* SHORT EXERCISE
Retype each record below word for word. Leave the pictures out.

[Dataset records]
----------
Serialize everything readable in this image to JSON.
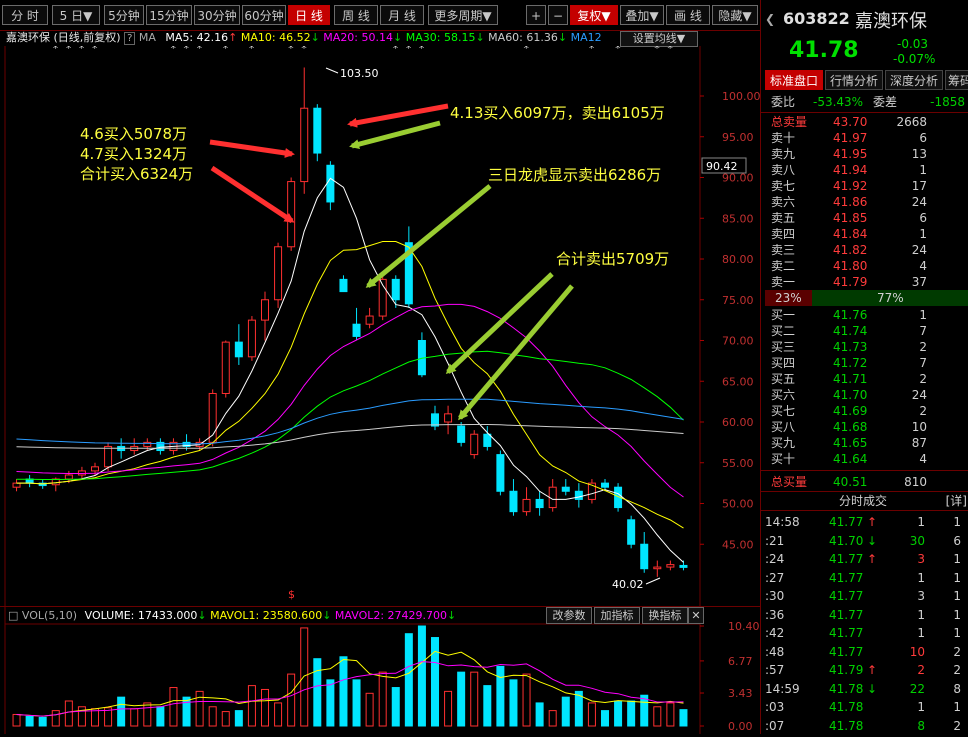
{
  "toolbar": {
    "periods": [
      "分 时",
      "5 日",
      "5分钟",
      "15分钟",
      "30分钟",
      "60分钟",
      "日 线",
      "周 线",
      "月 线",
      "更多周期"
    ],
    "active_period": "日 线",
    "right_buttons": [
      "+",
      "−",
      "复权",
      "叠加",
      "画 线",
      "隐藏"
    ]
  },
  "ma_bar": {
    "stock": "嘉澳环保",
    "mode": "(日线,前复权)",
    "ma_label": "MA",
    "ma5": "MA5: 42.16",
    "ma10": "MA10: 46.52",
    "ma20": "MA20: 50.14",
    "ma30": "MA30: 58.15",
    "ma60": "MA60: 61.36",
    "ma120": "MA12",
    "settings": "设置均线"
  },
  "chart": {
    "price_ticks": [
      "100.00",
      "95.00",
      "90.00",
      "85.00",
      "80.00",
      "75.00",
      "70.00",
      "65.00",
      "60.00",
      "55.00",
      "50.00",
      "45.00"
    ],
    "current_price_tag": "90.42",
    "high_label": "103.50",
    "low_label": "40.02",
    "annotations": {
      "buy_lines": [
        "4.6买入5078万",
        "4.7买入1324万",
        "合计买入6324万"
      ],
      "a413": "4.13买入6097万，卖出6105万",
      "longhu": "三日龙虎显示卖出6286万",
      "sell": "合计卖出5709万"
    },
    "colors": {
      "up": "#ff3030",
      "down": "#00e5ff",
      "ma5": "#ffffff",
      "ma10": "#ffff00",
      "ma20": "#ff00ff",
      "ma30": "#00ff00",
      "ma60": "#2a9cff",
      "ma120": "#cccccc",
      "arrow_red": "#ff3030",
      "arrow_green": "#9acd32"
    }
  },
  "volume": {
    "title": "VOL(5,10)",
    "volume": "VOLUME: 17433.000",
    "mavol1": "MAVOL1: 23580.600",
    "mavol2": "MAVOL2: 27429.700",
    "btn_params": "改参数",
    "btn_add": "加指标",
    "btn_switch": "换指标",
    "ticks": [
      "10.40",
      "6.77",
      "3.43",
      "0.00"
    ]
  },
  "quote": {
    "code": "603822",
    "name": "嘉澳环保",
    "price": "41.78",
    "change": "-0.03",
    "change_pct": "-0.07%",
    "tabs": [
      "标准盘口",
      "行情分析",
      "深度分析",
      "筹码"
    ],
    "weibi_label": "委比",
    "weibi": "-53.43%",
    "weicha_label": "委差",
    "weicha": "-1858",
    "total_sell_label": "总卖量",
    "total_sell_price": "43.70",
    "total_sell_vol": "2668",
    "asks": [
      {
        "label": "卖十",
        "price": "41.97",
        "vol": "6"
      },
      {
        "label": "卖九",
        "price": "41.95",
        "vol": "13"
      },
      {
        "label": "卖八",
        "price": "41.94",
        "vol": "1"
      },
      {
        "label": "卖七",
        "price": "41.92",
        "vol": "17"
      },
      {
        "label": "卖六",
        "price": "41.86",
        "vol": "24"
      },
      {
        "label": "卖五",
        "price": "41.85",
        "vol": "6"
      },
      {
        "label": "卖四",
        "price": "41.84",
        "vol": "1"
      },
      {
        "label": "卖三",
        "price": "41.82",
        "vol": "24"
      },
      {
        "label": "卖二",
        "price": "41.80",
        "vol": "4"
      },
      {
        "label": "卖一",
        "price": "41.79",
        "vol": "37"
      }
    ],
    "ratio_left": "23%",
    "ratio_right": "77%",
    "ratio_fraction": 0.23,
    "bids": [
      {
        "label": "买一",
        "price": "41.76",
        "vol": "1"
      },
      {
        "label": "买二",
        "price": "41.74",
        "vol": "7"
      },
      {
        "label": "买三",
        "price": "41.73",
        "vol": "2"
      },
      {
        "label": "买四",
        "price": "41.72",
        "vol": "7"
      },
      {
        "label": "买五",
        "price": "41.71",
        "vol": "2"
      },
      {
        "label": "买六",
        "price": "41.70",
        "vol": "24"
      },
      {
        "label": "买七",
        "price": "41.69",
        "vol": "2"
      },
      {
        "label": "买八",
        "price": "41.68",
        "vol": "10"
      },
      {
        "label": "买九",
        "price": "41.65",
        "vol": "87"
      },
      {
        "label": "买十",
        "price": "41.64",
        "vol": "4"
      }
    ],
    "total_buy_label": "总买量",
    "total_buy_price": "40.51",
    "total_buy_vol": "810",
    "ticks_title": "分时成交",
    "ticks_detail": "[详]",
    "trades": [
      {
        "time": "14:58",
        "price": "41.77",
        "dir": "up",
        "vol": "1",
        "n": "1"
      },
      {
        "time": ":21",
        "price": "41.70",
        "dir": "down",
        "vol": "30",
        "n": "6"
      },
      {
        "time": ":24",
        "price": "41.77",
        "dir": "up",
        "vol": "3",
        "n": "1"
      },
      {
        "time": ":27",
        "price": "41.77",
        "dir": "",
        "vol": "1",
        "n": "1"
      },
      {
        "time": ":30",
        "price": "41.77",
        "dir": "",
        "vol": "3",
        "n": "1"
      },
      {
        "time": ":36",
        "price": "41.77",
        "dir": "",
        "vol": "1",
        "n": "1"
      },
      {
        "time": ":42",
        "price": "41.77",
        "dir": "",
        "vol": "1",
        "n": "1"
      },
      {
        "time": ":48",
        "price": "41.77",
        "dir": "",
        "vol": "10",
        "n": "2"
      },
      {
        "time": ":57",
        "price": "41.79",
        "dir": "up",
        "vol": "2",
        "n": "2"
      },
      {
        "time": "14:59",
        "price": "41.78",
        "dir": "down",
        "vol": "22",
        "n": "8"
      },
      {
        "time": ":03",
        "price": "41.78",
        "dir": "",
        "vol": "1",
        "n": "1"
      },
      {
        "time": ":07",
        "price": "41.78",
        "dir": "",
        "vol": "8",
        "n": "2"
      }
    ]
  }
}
----------
* REPLY TO THE EXERCISE
Serialize everything readable in this image to JSON.
{
  "toolbar": {
    "periods": [
      "分 时",
      "5 日",
      "5分钟",
      "15分钟",
      "30分钟",
      "60分钟",
      "日 线",
      "周 线",
      "月 线",
      "更多周期"
    ],
    "active_period": "日 线",
    "right_buttons": [
      "+",
      "−",
      "复权",
      "叠加",
      "画 线",
      "隐藏"
    ]
  },
  "ma_bar": {
    "stock": "嘉澳环保",
    "mode": "(日线,前复权)",
    "ma_label": "MA",
    "ma5": "MA5: 42.16",
    "ma10": "MA10: 46.52",
    "ma20": "MA20: 50.14",
    "ma30": "MA30: 58.15",
    "ma60": "MA60: 61.36",
    "ma120": "MA12",
    "settings": "设置均线"
  },
  "chart": {
    "price_ticks": [
      "100.00",
      "95.00",
      "90.00",
      "85.00",
      "80.00",
      "75.00",
      "70.00",
      "65.00",
      "60.00",
      "55.00",
      "50.00",
      "45.00"
    ],
    "current_price_tag": "90.42",
    "high_label": "103.50",
    "low_label": "40.02",
    "annotations": {
      "buy_lines": [
        "4.6买入5078万",
        "4.7买入1324万",
        "合计买入6324万"
      ],
      "a413": "4.13买入6097万，卖出6105万",
      "longhu": "三日龙虎显示卖出6286万",
      "sell": "合计卖出5709万"
    },
    "colors": {
      "up": "#ff3030",
      "down": "#00e5ff",
      "ma5": "#ffffff",
      "ma10": "#ffff00",
      "ma20": "#ff00ff",
      "ma30": "#00ff00",
      "ma60": "#2a9cff",
      "ma120": "#cccccc",
      "arrow_red": "#ff3030",
      "arrow_green": "#9acd32"
    }
  },
  "volume": {
    "title": "VOL(5,10)",
    "volume": "VOLUME: 17433.000",
    "mavol1": "MAVOL1: 23580.600",
    "mavol2": "MAVOL2: 27429.700",
    "btn_params": "改参数",
    "btn_add": "加指标",
    "btn_switch": "换指标",
    "ticks": [
      "10.40",
      "6.77",
      "3.43",
      "0.00"
    ]
  },
  "quote": {
    "code": "603822",
    "name": "嘉澳环保",
    "price": "41.78",
    "change": "-0.03",
    "change_pct": "-0.07%",
    "tabs": [
      "标准盘口",
      "行情分析",
      "深度分析",
      "筹码"
    ],
    "weibi_label": "委比",
    "weibi": "-53.43%",
    "weicha_label": "委差",
    "weicha": "-1858",
    "total_sell_label": "总卖量",
    "total_sell_price": "43.70",
    "total_sell_vol": "2668",
    "asks": [
      {
        "label": "卖十",
        "price": "41.97",
        "vol": "6"
      },
      {
        "label": "卖九",
        "price": "41.95",
        "vol": "13"
      },
      {
        "label": "卖八",
        "price": "41.94",
        "vol": "1"
      },
      {
        "label": "卖七",
        "price": "41.92",
        "vol": "17"
      },
      {
        "label": "卖六",
        "price": "41.86",
        "vol": "24"
      },
      {
        "label": "卖五",
        "price": "41.85",
        "vol": "6"
      },
      {
        "label": "卖四",
        "price": "41.84",
        "vol": "1"
      },
      {
        "label": "卖三",
        "price": "41.82",
        "vol": "24"
      },
      {
        "label": "卖二",
        "price": "41.80",
        "vol": "4"
      },
      {
        "label": "卖一",
        "price": "41.79",
        "vol": "37"
      }
    ],
    "ratio_left": "23%",
    "ratio_right": "77%",
    "ratio_fraction": 0.23,
    "bids": [
      {
        "label": "买一",
        "price": "41.76",
        "vol": "1"
      },
      {
        "label": "买二",
        "price": "41.74",
        "vol": "7"
      },
      {
        "label": "买三",
        "price": "41.73",
        "vol": "2"
      },
      {
        "label": "买四",
        "price": "41.72",
        "vol": "7"
      },
      {
        "label": "买五",
        "price": "41.71",
        "vol": "2"
      },
      {
        "label": "买六",
        "price": "41.70",
        "vol": "24"
      },
      {
        "label": "买七",
        "price": "41.69",
        "vol": "2"
      },
      {
        "label": "买八",
        "price": "41.68",
        "vol": "10"
      },
      {
        "label": "买九",
        "price": "41.65",
        "vol": "87"
      },
      {
        "label": "买十",
        "price": "41.64",
        "vol": "4"
      }
    ],
    "total_buy_label": "总买量",
    "total_buy_price": "40.51",
    "total_buy_vol": "810",
    "ticks_title": "分时成交",
    "ticks_detail": "[详]",
    "trades": [
      {
        "time": "14:58",
        "price": "41.77",
        "dir": "up",
        "vol": "1",
        "n": "1"
      },
      {
        "time": ":21",
        "price": "41.70",
        "dir": "down",
        "vol": "30",
        "n": "6"
      },
      {
        "time": ":24",
        "price": "41.77",
        "dir": "up",
        "vol": "3",
        "n": "1"
      },
      {
        "time": ":27",
        "price": "41.77",
        "dir": "",
        "vol": "1",
        "n": "1"
      },
      {
        "time": ":30",
        "price": "41.77",
        "dir": "",
        "vol": "3",
        "n": "1"
      },
      {
        "time": ":36",
        "price": "41.77",
        "dir": "",
        "vol": "1",
        "n": "1"
      },
      {
        "time": ":42",
        "price": "41.77",
        "dir": "",
        "vol": "1",
        "n": "1"
      },
      {
        "time": ":48",
        "price": "41.77",
        "dir": "",
        "vol": "10",
        "n": "2"
      },
      {
        "time": ":57",
        "price": "41.79",
        "dir": "up",
        "vol": "2",
        "n": "2"
      },
      {
        "time": "14:59",
        "price": "41.78",
        "dir": "down",
        "vol": "22",
        "n": "8"
      },
      {
        "time": ":03",
        "price": "41.78",
        "dir": "",
        "vol": "1",
        "n": "1"
      },
      {
        "time": ":07",
        "price": "41.78",
        "dir": "",
        "vol": "8",
        "n": "2"
      }
    ]
  }
}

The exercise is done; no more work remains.